===== Entries =====

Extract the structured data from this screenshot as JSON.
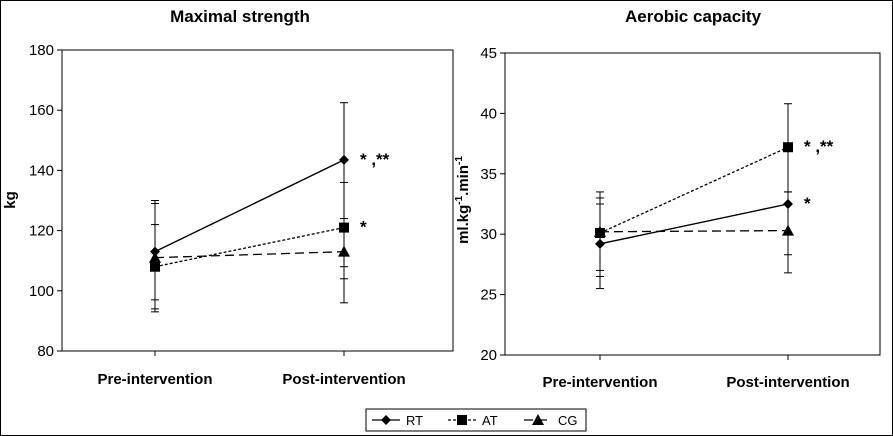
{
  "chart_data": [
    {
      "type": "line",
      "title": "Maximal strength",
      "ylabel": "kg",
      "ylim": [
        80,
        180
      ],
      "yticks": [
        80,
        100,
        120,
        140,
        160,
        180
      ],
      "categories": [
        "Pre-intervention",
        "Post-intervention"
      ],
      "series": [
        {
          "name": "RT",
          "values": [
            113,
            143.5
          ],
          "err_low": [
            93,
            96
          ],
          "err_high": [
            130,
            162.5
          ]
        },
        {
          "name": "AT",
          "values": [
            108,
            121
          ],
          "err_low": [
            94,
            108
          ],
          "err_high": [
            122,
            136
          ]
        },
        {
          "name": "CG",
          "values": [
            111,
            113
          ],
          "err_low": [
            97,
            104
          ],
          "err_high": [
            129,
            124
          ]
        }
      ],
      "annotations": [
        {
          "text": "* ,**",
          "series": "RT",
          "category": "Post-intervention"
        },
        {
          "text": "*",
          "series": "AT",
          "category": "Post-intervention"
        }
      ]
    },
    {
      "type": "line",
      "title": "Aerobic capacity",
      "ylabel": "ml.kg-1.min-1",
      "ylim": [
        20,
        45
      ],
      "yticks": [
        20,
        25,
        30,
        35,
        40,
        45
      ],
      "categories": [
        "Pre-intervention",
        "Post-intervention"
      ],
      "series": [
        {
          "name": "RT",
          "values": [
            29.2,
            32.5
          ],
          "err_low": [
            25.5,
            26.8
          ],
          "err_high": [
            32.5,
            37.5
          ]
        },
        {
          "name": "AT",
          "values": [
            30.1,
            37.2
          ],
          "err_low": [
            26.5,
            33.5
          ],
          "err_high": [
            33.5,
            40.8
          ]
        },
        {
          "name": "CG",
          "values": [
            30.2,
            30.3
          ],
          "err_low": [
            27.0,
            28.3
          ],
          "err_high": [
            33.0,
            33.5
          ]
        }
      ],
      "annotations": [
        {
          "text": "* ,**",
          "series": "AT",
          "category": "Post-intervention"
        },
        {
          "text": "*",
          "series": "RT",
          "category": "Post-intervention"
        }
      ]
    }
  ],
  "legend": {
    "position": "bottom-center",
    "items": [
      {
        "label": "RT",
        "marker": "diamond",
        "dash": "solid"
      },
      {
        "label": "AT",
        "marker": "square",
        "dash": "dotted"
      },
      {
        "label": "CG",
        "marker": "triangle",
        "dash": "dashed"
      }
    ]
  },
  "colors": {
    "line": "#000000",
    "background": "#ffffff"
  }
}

=====

**Given exercise**
Every line above should be returned word for word, with the pictures left behind.

**Exercise response**
Extract the structured data from this screenshot as JSON.
{
  "chart_data": [
    {
      "type": "line",
      "title": "Maximal strength",
      "ylabel": "kg",
      "ylim": [
        80,
        180
      ],
      "yticks": [
        80,
        100,
        120,
        140,
        160,
        180
      ],
      "categories": [
        "Pre-intervention",
        "Post-intervention"
      ],
      "series": [
        {
          "name": "RT",
          "values": [
            113,
            143.5
          ],
          "err_low": [
            93,
            96
          ],
          "err_high": [
            130,
            162.5
          ]
        },
        {
          "name": "AT",
          "values": [
            108,
            121
          ],
          "err_low": [
            94,
            108
          ],
          "err_high": [
            122,
            136
          ]
        },
        {
          "name": "CG",
          "values": [
            111,
            113
          ],
          "err_low": [
            97,
            104
          ],
          "err_high": [
            129,
            124
          ]
        }
      ],
      "annotations": [
        {
          "text": "* ,**",
          "series": "RT",
          "category": "Post-intervention"
        },
        {
          "text": "*",
          "series": "AT",
          "category": "Post-intervention"
        }
      ]
    },
    {
      "type": "line",
      "title": "Aerobic capacity",
      "ylabel": "ml.kg-1.min-1",
      "ylim": [
        20,
        45
      ],
      "yticks": [
        20,
        25,
        30,
        35,
        40,
        45
      ],
      "categories": [
        "Pre-intervention",
        "Post-intervention"
      ],
      "series": [
        {
          "name": "RT",
          "values": [
            29.2,
            32.5
          ],
          "err_low": [
            25.5,
            26.8
          ],
          "err_high": [
            32.5,
            37.5
          ]
        },
        {
          "name": "AT",
          "values": [
            30.1,
            37.2
          ],
          "err_low": [
            26.5,
            33.5
          ],
          "err_high": [
            33.5,
            40.8
          ]
        },
        {
          "name": "CG",
          "values": [
            30.2,
            30.3
          ],
          "err_low": [
            27.0,
            28.3
          ],
          "err_high": [
            33.0,
            33.5
          ]
        }
      ],
      "annotations": [
        {
          "text": "* ,**",
          "series": "AT",
          "category": "Post-intervention"
        },
        {
          "text": "*",
          "series": "RT",
          "category": "Post-intervention"
        }
      ]
    }
  ],
  "legend": {
    "position": "bottom-center",
    "items": [
      {
        "label": "RT",
        "marker": "diamond",
        "dash": "solid"
      },
      {
        "label": "AT",
        "marker": "square",
        "dash": "dotted"
      },
      {
        "label": "CG",
        "marker": "triangle",
        "dash": "dashed"
      }
    ]
  },
  "colors": {
    "line": "#000000",
    "background": "#ffffff"
  }
}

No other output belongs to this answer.